Short exercise: Reproduce each line from the records that holds "Nuevas".

[Records from a data collection]
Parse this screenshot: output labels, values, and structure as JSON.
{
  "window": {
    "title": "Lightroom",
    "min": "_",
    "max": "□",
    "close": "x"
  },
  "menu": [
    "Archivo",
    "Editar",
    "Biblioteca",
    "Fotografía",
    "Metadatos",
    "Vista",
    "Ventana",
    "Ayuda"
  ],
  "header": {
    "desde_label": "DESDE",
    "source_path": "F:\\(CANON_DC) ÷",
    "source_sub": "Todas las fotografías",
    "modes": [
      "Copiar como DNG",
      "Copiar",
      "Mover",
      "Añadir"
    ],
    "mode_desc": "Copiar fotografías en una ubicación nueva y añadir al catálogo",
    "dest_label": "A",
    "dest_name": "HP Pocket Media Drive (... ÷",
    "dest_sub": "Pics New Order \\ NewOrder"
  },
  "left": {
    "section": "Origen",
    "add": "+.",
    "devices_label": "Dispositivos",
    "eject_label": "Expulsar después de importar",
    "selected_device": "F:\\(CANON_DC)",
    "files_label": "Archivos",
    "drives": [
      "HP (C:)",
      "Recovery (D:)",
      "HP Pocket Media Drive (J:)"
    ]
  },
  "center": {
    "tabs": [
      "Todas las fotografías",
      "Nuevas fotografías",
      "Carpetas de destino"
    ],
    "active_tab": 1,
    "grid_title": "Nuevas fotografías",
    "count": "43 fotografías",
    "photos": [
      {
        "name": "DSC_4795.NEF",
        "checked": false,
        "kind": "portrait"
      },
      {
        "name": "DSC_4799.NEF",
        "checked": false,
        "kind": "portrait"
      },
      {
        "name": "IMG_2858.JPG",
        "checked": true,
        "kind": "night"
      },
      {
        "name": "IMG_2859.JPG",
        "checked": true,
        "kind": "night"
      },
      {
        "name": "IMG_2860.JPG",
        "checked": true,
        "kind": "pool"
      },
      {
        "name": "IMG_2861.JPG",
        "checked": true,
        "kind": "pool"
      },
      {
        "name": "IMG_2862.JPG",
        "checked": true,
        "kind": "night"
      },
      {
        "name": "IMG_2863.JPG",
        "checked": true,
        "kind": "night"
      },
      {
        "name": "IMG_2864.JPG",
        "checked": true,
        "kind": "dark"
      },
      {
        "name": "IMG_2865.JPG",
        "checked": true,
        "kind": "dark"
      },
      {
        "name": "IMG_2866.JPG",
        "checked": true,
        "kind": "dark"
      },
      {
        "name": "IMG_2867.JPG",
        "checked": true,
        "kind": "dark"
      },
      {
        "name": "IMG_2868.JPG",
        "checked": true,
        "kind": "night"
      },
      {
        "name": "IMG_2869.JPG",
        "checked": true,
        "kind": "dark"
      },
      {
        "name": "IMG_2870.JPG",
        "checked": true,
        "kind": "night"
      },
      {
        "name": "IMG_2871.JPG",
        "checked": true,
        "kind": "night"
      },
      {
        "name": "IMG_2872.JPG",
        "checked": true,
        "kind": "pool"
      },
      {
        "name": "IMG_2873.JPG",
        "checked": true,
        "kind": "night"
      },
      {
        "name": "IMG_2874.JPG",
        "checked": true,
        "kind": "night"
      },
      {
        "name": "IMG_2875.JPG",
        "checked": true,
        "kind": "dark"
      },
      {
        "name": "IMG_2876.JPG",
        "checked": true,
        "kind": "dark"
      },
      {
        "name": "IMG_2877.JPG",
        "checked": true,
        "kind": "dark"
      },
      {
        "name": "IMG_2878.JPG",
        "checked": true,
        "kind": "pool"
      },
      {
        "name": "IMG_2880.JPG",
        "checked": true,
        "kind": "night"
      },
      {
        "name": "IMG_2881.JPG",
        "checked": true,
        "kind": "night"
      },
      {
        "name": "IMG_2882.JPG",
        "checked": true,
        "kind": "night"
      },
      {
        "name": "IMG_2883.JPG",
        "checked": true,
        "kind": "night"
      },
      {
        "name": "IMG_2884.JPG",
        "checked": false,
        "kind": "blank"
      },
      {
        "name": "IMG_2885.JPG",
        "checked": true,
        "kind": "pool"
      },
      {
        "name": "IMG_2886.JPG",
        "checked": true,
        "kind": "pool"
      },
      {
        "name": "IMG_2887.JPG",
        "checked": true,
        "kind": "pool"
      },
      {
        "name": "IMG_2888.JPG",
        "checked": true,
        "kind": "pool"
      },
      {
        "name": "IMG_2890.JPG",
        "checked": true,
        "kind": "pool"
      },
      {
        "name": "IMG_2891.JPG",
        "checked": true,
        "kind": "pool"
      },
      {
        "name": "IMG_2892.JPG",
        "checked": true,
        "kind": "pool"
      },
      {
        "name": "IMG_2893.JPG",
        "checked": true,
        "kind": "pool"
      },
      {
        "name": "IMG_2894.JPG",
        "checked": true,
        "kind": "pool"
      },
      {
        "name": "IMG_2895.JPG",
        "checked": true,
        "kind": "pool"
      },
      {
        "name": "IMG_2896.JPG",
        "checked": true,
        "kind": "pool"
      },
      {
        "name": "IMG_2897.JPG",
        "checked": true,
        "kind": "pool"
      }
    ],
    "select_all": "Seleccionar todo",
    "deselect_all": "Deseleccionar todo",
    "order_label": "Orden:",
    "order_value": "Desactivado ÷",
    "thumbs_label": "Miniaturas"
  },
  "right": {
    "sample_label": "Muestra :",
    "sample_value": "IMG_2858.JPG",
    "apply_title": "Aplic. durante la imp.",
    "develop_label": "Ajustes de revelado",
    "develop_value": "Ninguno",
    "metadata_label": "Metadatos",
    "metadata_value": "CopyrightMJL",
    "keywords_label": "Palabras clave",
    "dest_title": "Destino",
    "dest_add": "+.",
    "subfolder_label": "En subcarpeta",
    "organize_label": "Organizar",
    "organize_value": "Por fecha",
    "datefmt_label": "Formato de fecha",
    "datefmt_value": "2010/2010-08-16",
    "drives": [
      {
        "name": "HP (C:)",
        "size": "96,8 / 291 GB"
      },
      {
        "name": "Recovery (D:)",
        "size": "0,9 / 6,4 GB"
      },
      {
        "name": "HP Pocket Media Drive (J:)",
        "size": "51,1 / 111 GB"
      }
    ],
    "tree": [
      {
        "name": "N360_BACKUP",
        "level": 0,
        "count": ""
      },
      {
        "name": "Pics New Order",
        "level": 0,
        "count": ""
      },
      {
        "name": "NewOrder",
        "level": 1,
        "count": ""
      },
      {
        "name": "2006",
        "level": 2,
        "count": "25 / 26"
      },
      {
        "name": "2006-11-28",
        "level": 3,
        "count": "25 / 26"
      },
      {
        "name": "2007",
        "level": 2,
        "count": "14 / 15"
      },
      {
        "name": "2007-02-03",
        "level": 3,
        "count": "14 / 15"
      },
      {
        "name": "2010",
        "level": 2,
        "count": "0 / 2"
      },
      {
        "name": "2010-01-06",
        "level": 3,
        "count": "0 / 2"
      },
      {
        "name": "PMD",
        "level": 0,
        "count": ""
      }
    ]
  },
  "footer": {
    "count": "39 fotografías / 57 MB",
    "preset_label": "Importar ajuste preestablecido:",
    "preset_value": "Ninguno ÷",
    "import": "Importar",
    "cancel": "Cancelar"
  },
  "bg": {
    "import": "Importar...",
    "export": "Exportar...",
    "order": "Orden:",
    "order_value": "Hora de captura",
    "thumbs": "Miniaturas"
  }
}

Solution to this problem:
      "Nuevas fotografías",
    "grid_title": "Nuevas fotografías",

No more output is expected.